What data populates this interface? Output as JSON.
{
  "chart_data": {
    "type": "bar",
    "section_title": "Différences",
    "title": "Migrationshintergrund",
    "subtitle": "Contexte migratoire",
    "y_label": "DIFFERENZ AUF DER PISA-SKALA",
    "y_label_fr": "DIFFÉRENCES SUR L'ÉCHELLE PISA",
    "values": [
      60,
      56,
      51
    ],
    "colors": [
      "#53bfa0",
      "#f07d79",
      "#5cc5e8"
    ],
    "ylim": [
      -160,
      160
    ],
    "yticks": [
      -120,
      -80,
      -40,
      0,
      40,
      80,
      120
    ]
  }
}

□ □ □ □ □

◆ Problem description ◆
Exactly as written, please output every entry.

◆ In response ◆
What data populates this interface? Output as JSON.
{
  "chart_data": {
    "type": "bar",
    "section_title": "Différences",
    "title": "Migrationshintergrund",
    "subtitle": "Contexte migratoire",
    "y_label": "DIFFERENZ AUF DER PISA-SKALA",
    "y_label_fr": "DIFFÉRENCES SUR L'ÉCHELLE PISA",
    "values": [
      60,
      56,
      51
    ],
    "colors": [
      "#53bfa0",
      "#f07d79",
      "#5cc5e8"
    ],
    "ylim": [
      -160,
      160
    ],
    "yticks": [
      -120,
      -80,
      -40,
      0,
      40,
      80,
      120
    ]
  }
}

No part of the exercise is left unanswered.